** Start **

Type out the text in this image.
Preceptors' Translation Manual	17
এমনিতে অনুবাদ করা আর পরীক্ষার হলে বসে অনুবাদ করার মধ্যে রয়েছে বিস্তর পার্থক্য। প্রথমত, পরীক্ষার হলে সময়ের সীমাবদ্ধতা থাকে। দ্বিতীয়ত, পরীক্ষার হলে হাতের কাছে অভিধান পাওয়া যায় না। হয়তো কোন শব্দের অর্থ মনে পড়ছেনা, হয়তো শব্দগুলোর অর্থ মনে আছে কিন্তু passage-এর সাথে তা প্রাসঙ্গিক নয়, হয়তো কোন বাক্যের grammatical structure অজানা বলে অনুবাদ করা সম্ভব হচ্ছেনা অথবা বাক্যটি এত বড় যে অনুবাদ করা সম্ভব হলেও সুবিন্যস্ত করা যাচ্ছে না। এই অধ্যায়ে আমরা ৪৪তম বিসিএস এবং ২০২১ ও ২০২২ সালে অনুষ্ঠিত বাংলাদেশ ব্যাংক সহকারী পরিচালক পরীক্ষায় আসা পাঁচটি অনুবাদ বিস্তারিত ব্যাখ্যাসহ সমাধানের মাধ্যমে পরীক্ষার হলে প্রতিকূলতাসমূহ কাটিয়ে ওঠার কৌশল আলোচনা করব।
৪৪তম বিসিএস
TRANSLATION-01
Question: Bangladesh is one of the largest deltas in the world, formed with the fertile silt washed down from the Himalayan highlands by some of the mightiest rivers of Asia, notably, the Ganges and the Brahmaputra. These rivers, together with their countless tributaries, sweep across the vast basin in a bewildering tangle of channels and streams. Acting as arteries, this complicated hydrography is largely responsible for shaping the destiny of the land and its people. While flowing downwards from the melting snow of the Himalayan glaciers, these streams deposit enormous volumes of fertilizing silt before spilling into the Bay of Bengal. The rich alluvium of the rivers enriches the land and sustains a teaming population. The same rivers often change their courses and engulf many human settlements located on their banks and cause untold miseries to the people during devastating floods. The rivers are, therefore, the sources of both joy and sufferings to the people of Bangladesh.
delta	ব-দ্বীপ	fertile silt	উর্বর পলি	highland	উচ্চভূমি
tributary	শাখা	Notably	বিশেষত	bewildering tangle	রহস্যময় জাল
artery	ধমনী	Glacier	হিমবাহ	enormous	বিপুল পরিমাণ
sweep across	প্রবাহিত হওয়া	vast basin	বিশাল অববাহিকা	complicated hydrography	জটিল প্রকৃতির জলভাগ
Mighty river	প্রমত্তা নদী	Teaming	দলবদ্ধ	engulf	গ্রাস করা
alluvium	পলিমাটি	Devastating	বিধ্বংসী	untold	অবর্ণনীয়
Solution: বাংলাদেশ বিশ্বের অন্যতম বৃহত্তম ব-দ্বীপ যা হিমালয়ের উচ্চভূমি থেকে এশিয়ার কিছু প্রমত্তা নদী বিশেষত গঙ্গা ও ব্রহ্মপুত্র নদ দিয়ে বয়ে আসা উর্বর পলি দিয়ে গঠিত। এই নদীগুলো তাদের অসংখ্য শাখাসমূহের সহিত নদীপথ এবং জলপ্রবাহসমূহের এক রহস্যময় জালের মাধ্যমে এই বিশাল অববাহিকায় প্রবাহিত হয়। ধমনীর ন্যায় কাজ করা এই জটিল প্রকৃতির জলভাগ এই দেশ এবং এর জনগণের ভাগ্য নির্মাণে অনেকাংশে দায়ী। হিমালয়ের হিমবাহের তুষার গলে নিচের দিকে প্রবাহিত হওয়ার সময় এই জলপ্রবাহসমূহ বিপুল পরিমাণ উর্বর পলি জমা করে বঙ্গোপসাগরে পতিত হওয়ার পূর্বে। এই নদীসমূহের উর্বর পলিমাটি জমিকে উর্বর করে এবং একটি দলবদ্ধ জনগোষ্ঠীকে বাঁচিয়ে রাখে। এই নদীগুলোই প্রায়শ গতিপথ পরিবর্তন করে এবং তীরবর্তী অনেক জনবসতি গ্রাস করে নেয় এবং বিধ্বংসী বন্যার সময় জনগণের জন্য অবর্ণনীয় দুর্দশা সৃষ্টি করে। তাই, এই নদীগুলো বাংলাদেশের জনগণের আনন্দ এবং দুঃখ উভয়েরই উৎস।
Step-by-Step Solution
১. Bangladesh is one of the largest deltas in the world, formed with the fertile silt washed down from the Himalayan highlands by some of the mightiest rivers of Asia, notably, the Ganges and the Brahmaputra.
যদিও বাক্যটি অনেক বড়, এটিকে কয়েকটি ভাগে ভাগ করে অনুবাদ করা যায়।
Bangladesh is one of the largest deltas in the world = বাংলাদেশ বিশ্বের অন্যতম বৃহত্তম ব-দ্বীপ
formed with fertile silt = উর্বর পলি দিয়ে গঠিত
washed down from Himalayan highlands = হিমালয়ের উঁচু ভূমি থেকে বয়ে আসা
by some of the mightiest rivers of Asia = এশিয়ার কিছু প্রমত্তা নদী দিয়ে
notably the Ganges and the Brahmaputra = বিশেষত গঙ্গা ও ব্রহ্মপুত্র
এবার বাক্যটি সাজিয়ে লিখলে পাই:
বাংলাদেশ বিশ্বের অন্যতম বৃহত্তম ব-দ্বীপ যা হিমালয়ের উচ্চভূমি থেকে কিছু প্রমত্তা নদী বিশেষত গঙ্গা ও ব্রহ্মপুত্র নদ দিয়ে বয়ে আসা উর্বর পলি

** End **

● Prompt
Extract all lines as given.

● Problem solution
Type out the text in this image.
Preceptors' Translation Manual	17
এমনিতে অনুবাদ করা আর পরীক্ষার হলে বসে অনুবাদ করার মধ্যে রয়েছে বিস্তর পার্থক্য। প্রথমত, পরীক্ষার হলে সময়ের সীমাবদ্ধতা থাকে। দ্বিতীয়ত, পরীক্ষার হলে হাতের কাছে অভিধান পাওয়া যায় না। হয়তো কোন শব্দের অর্থ মনে পড়ছেনা, হয়তো শব্দগুলোর অর্থ মনে আছে কিন্তু passage-এর সাথে তা প্রাসঙ্গিক নয়, হয়তো কোন বাক্যের grammatical structure অজানা বলে অনুবাদ করা সম্ভব হচ্ছেনা অথবা বাক্যটি এত বড় যে অনুবাদ করা সম্ভব হলেও সুবিন্যস্ত করা যাচ্ছে না। এই অধ্যায়ে আমরা ৪৪তম বিসিএস এবং ২০২১ ও ২০২২ সালে অনুষ্ঠিত বাংলাদেশ ব্যাংক সহকারী পরিচালক পরীক্ষায় আসা পাঁচটি অনুবাদ বিস্তারিত ব্যাখ্যাসহ সমাধানের মাধ্যমে পরীক্ষার হলে প্রতিকূলতাসমূহ কাটিয়ে ওঠার কৌশল আলোচনা করব।
৪৪তম বিসিএস
TRANSLATION-01
Question: Bangladesh is one of the largest deltas in the world, formed with the fertile silt washed down from the Himalayan highlands by some of the mightiest rivers of Asia, notably, the Ganges and the Brahmaputra. These rivers, together with their countless tributaries, sweep across the vast basin in a bewildering tangle of channels and streams. Acting as arteries, this complicated hydrography is largely responsible for shaping the destiny of the land and its people. While flowing downwards from the melting snow of the Himalayan glaciers, these streams deposit enormous volumes of fertilizing silt before spilling into the Bay of Bengal. The rich alluvium of the rivers enriches the land and sustains a teaming population. The same rivers often change their courses and engulf many human settlements located on their banks and cause untold miseries to the people during devastating floods. The rivers are, therefore, the sources of both joy and sufferings to the people of Bangladesh.
delta	ব-দ্বীপ	fertile silt	উর্বর পলি	highland	উচ্চভূমি
tributary	শাখা	Notably	বিশেষত	bewildering tangle	রহস্যময় জাল
artery	ধমনী	Glacier	হিমবাহ	enormous	বিপুল পরিমাণ
sweep across	প্রবাহিত হওয়া	vast basin	বিশাল অববাহিকা	complicated hydrography	জটিল প্রকৃতির জলভাগ
Mighty river	প্রমত্তা নদী	Teaming	দলবদ্ধ	engulf	গ্রাস করা
alluvium	পলিমাটি	Devastating	বিধ্বংসী	untold	অবর্ণনীয়
Solution: বাংলাদেশ বিশ্বের অন্যতম বৃহত্তম ব-দ্বীপ যা হিমালয়ের উচ্চভূমি থেকে এশিয়ার কিছু প্রমত্তা নদী বিশেষত গঙ্গা ও ব্রহ্মপুত্র নদ দিয়ে বয়ে আসা উর্বর পলি দিয়ে গঠিত। এই নদীগুলো তাদের অসংখ্য শাখাসমূহের সহিত নদীপথ এবং জলপ্রবাহসমূহের এক রহস্যময় জালের মাধ্যমে এই বিশাল অববাহিকায় প্রবাহিত হয়। ধমনীর ন্যায় কাজ করা এই জটিল প্রকৃতির জলভাগ এই দেশ এবং এর জনগণের ভাগ্য নির্মাণে অনেকাংশে দায়ী। হিমালয়ের হিমবাহের তুষার গলে নিচের দিকে প্রবাহিত হওয়ার সময় এই জলপ্রবাহসমূহ বিপুল পরিমাণ উর্বর পলি জমা করে বঙ্গোপসাগরে পতিত হওয়ার পূর্বে। এই নদীসমূহের উর্বর পলিমাটি জমিকে উর্বর করে এবং একটি দলবদ্ধ জনগোষ্ঠীকে বাঁচিয়ে রাখে। এই নদীগুলোই প্রায়শ গতিপথ পরিবর্তন করে এবং তীরবর্তী অনেক জনবসতি গ্রাস করে নেয় এবং বিধ্বংসী বন্যার সময় জনগণের জন্য অবর্ণনীয় দুর্দশা সৃষ্টি করে। তাই, এই নদীগুলো বাংলাদেশের জনগণের আনন্দ এবং দুঃখ উভয়েরই উৎস।
Step-by-Step Solution
১. Bangladesh is one of the largest deltas in the world, formed with the fertile silt washed down from the Himalayan highlands by some of the mightiest rivers of Asia, notably, the Ganges and the Brahmaputra.
যদিও বাক্যটি অনেক বড়, এটিকে কয়েকটি ভাগে ভাগ করে অনুবাদ করা যায়।
Bangladesh is one of the largest deltas in the world = বাংলাদেশ বিশ্বের অন্যতম বৃহত্তম ব-দ্বীপ
formed with fertile silt = উর্বর পলি দিয়ে গঠিত
washed down from Himalayan highlands = হিমালয়ের উঁচু ভূমি থেকে বয়ে আসা
by some of the mightiest rivers of Asia = এশিয়ার কিছু প্রমত্তা নদী দিয়ে
notably the Ganges and the Brahmaputra = বিশেষত গঙ্গা ও ব্রহ্মপুত্র
এবার বাক্যটি সাজিয়ে লিখলে পাই:
বাংলাদেশ বিশ্বের অন্যতম বৃহত্তম ব-দ্বীপ যা হিমালয়ের উচ্চভূমি থেকে কিছু প্রমত্তা নদী বিশেষত গঙ্গা ও ব্রহ্মপুত্র নদ দিয়ে বয়ে আসা উর্বর পলি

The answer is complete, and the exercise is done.